PROBLEM STATEMENT
Copy down all of the data underneath, exactly as shown.

---+---

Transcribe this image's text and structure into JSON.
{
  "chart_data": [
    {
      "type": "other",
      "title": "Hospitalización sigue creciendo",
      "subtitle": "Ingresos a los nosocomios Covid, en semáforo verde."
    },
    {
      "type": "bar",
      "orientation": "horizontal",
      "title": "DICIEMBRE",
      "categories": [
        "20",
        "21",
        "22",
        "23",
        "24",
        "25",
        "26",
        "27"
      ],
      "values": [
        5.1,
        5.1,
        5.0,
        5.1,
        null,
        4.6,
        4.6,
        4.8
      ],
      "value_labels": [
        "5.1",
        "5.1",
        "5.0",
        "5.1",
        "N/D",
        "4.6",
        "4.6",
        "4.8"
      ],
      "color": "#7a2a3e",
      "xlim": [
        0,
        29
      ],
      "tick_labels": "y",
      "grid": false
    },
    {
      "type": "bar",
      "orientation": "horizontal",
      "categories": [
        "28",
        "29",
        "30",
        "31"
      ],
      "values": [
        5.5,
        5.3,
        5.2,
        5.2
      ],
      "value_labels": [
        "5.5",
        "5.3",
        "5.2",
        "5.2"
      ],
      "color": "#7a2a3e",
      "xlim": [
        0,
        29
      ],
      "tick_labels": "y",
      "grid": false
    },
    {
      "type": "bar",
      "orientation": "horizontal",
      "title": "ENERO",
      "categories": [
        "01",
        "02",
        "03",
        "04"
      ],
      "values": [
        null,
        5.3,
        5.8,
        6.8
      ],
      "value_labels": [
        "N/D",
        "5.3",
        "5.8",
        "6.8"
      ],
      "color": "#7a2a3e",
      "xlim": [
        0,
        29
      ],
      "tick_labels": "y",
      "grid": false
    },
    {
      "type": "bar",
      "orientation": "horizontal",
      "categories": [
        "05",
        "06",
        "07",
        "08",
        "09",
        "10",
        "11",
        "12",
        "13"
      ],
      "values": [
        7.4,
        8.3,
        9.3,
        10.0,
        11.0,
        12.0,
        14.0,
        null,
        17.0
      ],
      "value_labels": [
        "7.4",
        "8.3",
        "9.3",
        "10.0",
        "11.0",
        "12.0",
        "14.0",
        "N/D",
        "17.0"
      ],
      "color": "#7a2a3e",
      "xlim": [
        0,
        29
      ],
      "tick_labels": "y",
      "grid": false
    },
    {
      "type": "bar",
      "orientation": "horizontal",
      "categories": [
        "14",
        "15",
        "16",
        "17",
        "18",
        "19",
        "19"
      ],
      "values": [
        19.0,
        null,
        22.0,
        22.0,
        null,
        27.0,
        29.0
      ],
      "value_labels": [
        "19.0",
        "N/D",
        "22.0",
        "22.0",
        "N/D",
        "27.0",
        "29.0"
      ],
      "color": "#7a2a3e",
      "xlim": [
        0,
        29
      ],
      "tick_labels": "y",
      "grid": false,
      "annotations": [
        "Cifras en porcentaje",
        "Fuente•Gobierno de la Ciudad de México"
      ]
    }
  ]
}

---+---

SOLUTION FOR THIS EXERCISE
Transcribe this image's text and structure into JSON.
{
  "chart_data": [
    {
      "type": "other",
      "title": "Hospitalización sigue creciendo",
      "subtitle": "Ingresos a los nosocomios Covid, en semáforo verde."
    },
    {
      "type": "bar",
      "orientation": "horizontal",
      "title": "DICIEMBRE",
      "categories": [
        "20",
        "21",
        "22",
        "23",
        "24",
        "25",
        "26",
        "27"
      ],
      "values": [
        5.1,
        5.1,
        5.0,
        5.1,
        null,
        4.6,
        4.6,
        4.8
      ],
      "value_labels": [
        "5.1",
        "5.1",
        "5.0",
        "5.1",
        "N/D",
        "4.6",
        "4.6",
        "4.8"
      ],
      "color": "#7a2a3e",
      "xlim": [
        0,
        29
      ],
      "tick_labels": "y",
      "grid": false
    },
    {
      "type": "bar",
      "orientation": "horizontal",
      "categories": [
        "28",
        "29",
        "30",
        "31"
      ],
      "values": [
        5.5,
        5.3,
        5.2,
        5.2
      ],
      "value_labels": [
        "5.5",
        "5.3",
        "5.2",
        "5.2"
      ],
      "color": "#7a2a3e",
      "xlim": [
        0,
        29
      ],
      "tick_labels": "y",
      "grid": false
    },
    {
      "type": "bar",
      "orientation": "horizontal",
      "title": "ENERO",
      "categories": [
        "01",
        "02",
        "03",
        "04"
      ],
      "values": [
        null,
        5.3,
        5.8,
        6.8
      ],
      "value_labels": [
        "N/D",
        "5.3",
        "5.8",
        "6.8"
      ],
      "color": "#7a2a3e",
      "xlim": [
        0,
        29
      ],
      "tick_labels": "y",
      "grid": false
    },
    {
      "type": "bar",
      "orientation": "horizontal",
      "categories": [
        "05",
        "06",
        "07",
        "08",
        "09",
        "10",
        "11",
        "12",
        "13"
      ],
      "values": [
        7.4,
        8.3,
        9.3,
        10.0,
        11.0,
        12.0,
        14.0,
        null,
        17.0
      ],
      "value_labels": [
        "7.4",
        "8.3",
        "9.3",
        "10.0",
        "11.0",
        "12.0",
        "14.0",
        "N/D",
        "17.0"
      ],
      "color": "#7a2a3e",
      "xlim": [
        0,
        29
      ],
      "tick_labels": "y",
      "grid": false
    },
    {
      "type": "bar",
      "orientation": "horizontal",
      "categories": [
        "14",
        "15",
        "16",
        "17",
        "18",
        "19",
        "19"
      ],
      "values": [
        19.0,
        null,
        22.0,
        22.0,
        null,
        27.0,
        29.0
      ],
      "value_labels": [
        "19.0",
        "N/D",
        "22.0",
        "22.0",
        "N/D",
        "27.0",
        "29.0"
      ],
      "color": "#7a2a3e",
      "xlim": [
        0,
        29
      ],
      "tick_labels": "y",
      "grid": false,
      "annotations": [
        "Cifras en porcentaje",
        "Fuente•Gobierno de la Ciudad de México"
      ]
    }
  ]
}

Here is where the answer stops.